(Data entries)

—————

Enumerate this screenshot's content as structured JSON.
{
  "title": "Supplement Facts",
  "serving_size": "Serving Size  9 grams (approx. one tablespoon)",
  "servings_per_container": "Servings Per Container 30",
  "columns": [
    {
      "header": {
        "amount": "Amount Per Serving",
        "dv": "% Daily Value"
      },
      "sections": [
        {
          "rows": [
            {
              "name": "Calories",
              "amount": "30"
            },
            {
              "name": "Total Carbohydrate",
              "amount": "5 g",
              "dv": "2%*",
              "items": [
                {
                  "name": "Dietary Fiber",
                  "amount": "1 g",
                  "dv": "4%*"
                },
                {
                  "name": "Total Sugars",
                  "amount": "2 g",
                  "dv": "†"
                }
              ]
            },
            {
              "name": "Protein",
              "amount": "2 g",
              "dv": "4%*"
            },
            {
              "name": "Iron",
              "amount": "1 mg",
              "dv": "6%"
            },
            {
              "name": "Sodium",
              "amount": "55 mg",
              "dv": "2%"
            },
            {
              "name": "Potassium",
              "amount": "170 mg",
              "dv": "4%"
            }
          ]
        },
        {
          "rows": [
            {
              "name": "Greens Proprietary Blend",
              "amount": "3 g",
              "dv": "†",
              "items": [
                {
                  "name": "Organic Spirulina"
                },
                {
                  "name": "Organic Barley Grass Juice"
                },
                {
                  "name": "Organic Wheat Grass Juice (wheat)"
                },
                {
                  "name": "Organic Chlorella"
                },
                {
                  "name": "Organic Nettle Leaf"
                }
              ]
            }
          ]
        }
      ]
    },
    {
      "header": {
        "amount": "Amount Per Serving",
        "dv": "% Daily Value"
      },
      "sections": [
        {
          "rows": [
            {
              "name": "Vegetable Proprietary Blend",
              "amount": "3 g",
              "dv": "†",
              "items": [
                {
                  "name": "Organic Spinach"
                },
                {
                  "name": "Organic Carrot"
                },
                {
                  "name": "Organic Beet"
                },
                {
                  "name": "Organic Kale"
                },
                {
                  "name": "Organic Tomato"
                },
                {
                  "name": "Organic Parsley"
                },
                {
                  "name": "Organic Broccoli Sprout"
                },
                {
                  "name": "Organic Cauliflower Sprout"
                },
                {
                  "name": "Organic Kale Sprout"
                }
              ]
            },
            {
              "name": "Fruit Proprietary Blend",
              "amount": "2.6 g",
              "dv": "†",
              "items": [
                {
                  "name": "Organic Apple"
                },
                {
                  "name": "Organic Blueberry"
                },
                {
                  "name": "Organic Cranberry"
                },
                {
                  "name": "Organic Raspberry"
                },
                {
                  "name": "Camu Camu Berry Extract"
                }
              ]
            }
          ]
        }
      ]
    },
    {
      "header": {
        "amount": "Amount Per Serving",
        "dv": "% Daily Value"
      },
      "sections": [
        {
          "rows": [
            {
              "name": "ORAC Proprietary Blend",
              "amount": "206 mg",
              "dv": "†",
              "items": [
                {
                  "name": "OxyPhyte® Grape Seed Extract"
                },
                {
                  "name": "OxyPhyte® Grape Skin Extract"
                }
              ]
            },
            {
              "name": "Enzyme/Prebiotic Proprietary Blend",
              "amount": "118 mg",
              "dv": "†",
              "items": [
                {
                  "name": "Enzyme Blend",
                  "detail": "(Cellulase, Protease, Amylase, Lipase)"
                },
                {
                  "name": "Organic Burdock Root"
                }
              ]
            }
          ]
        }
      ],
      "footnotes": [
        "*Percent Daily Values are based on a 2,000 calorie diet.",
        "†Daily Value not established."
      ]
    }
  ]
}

—————

> [BRIEF]: Nothing in the data above may be skipped; repeat it all exactly.

> [EXERCISE RESULT]:
Enumerate this screenshot's content as structured JSON.
{
  "title": "Supplement Facts",
  "serving_size": "Serving Size  9 grams (approx. one tablespoon)",
  "servings_per_container": "Servings Per Container 30",
  "columns": [
    {
      "header": {
        "amount": "Amount Per Serving",
        "dv": "% Daily Value"
      },
      "sections": [
        {
          "rows": [
            {
              "name": "Calories",
              "amount": "30"
            },
            {
              "name": "Total Carbohydrate",
              "amount": "5 g",
              "dv": "2%*",
              "items": [
                {
                  "name": "Dietary Fiber",
                  "amount": "1 g",
                  "dv": "4%*"
                },
                {
                  "name": "Total Sugars",
                  "amount": "2 g",
                  "dv": "†"
                }
              ]
            },
            {
              "name": "Protein",
              "amount": "2 g",
              "dv": "4%*"
            },
            {
              "name": "Iron",
              "amount": "1 mg",
              "dv": "6%"
            },
            {
              "name": "Sodium",
              "amount": "55 mg",
              "dv": "2%"
            },
            {
              "name": "Potassium",
              "amount": "170 mg",
              "dv": "4%"
            }
          ]
        },
        {
          "rows": [
            {
              "name": "Greens Proprietary Blend",
              "amount": "3 g",
              "dv": "†",
              "items": [
                {
                  "name": "Organic Spirulina"
                },
                {
                  "name": "Organic Barley Grass Juice"
                },
                {
                  "name": "Organic Wheat Grass Juice (wheat)"
                },
                {
                  "name": "Organic Chlorella"
                },
                {
                  "name": "Organic Nettle Leaf"
                }
              ]
            }
          ]
        }
      ]
    },
    {
      "header": {
        "amount": "Amount Per Serving",
        "dv": "% Daily Value"
      },
      "sections": [
        {
          "rows": [
            {
              "name": "Vegetable Proprietary Blend",
              "amount": "3 g",
              "dv": "†",
              "items": [
                {
                  "name": "Organic Spinach"
                },
                {
                  "name": "Organic Carrot"
                },
                {
                  "name": "Organic Beet"
                },
                {
                  "name": "Organic Kale"
                },
                {
                  "name": "Organic Tomato"
                },
                {
                  "name": "Organic Parsley"
                },
                {
                  "name": "Organic Broccoli Sprout"
                },
                {
                  "name": "Organic Cauliflower Sprout"
                },
                {
                  "name": "Organic Kale Sprout"
                }
              ]
            },
            {
              "name": "Fruit Proprietary Blend",
              "amount": "2.6 g",
              "dv": "†",
              "items": [
                {
                  "name": "Organic Apple"
                },
                {
                  "name": "Organic Blueberry"
                },
                {
                  "name": "Organic Cranberry"
                },
                {
                  "name": "Organic Raspberry"
                },
                {
                  "name": "Camu Camu Berry Extract"
                }
              ]
            }
          ]
        }
      ]
    },
    {
      "header": {
        "amount": "Amount Per Serving",
        "dv": "% Daily Value"
      },
      "sections": [
        {
          "rows": [
            {
              "name": "ORAC Proprietary Blend",
              "amount": "206 mg",
              "dv": "†",
              "items": [
                {
                  "name": "OxyPhyte® Grape Seed Extract"
                },
                {
                  "name": "OxyPhyte® Grape Skin Extract"
                }
              ]
            },
            {
              "name": "Enzyme/Prebiotic Proprietary Blend",
              "amount": "118 mg",
              "dv": "†",
              "items": [
                {
                  "name": "Enzyme Blend",
                  "detail": "(Cellulase, Protease, Amylase, Lipase)"
                },
                {
                  "name": "Organic Burdock Root"
                }
              ]
            }
          ]
        }
      ],
      "footnotes": [
        "*Percent Daily Values are based on a 2,000 calorie diet.",
        "†Daily Value not established."
      ]
    }
  ]
}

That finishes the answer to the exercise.